§ **Data entries for graphics**:

* start *

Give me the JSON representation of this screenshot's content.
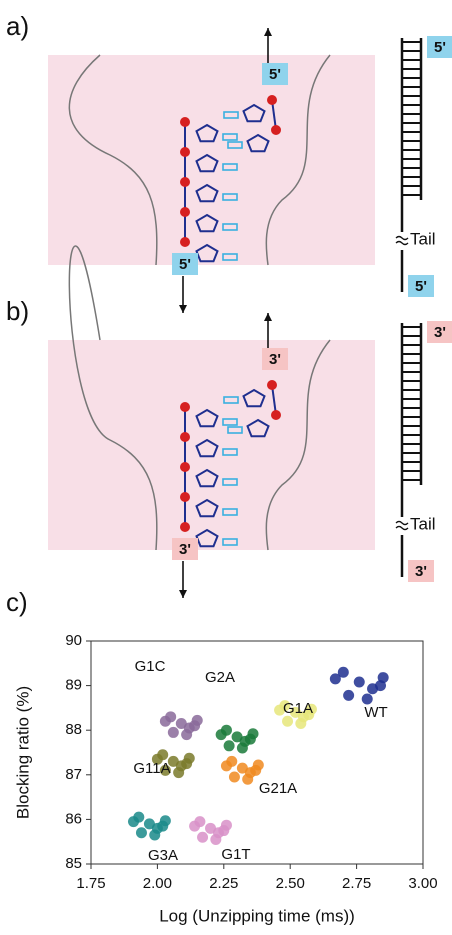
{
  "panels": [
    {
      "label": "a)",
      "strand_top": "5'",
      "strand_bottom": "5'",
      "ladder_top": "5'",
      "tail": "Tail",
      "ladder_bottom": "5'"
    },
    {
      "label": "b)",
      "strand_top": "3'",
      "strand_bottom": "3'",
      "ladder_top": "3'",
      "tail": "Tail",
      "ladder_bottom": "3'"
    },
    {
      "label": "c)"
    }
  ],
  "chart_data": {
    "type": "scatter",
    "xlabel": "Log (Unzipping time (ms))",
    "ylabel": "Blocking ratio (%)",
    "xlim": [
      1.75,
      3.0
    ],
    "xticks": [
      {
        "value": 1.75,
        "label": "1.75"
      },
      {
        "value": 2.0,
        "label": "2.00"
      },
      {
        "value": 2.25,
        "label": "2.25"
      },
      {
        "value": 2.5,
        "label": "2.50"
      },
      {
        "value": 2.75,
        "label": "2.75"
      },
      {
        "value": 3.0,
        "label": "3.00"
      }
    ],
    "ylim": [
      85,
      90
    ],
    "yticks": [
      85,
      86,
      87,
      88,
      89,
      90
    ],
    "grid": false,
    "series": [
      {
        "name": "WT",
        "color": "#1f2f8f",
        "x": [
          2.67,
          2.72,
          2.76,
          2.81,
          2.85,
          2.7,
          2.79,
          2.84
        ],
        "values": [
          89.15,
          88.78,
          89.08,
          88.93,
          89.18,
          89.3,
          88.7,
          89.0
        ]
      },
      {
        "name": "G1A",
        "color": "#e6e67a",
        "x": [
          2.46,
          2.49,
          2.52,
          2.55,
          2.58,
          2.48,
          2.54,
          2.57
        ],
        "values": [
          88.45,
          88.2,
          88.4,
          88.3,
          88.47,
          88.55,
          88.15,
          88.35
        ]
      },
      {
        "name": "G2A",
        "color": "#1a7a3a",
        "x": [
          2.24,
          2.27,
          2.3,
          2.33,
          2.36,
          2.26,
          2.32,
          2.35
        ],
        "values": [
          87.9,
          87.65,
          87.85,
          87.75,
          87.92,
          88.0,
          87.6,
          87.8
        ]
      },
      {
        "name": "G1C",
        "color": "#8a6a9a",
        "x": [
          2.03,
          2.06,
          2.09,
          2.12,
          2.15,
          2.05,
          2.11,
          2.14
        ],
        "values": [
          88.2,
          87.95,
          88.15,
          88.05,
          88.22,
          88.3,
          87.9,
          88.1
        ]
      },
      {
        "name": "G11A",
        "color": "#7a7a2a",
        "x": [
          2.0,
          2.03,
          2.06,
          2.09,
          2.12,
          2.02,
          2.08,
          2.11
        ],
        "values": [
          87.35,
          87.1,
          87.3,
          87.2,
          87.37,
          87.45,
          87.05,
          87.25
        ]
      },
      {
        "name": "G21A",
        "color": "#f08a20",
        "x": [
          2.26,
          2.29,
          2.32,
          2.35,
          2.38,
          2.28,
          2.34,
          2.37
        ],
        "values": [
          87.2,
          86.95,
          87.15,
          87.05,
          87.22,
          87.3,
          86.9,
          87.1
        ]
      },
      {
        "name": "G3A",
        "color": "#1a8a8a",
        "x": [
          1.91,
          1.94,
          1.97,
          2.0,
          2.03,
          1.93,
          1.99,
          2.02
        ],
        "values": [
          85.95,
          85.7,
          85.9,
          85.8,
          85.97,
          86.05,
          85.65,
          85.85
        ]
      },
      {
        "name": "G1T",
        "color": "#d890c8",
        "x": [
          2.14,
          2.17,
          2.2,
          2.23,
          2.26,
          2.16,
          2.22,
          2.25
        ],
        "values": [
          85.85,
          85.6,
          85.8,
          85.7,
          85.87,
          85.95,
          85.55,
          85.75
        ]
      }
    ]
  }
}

* end *
* start *

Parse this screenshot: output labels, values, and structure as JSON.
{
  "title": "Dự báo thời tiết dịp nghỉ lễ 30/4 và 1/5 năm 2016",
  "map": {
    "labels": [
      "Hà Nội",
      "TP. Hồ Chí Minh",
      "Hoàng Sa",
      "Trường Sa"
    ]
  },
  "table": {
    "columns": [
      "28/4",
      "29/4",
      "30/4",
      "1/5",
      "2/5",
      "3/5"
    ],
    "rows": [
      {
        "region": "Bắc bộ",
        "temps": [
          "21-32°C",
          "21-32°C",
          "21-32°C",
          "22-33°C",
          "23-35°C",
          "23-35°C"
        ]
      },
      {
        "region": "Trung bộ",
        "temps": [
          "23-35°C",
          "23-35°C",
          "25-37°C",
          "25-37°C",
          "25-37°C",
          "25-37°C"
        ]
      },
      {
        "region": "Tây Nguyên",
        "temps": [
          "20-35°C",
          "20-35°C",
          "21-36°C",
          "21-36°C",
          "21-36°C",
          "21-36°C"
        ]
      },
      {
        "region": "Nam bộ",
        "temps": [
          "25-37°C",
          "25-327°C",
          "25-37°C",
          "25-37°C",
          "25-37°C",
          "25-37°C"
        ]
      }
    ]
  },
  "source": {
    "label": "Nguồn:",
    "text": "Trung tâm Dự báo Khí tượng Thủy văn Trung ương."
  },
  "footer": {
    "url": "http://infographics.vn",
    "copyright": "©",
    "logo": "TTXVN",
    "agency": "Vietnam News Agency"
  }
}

* end *

§ **What this task involves**:
Find each line that has the word "name", then copy it out.

§ **The result**:
        "name": "WT",
        "name": "G1A",
        "name": "G2A",
        "name": "G1C",
        "name": "G11A",
        "name": "G21A",
        "name": "G3A",
        "name": "G1T",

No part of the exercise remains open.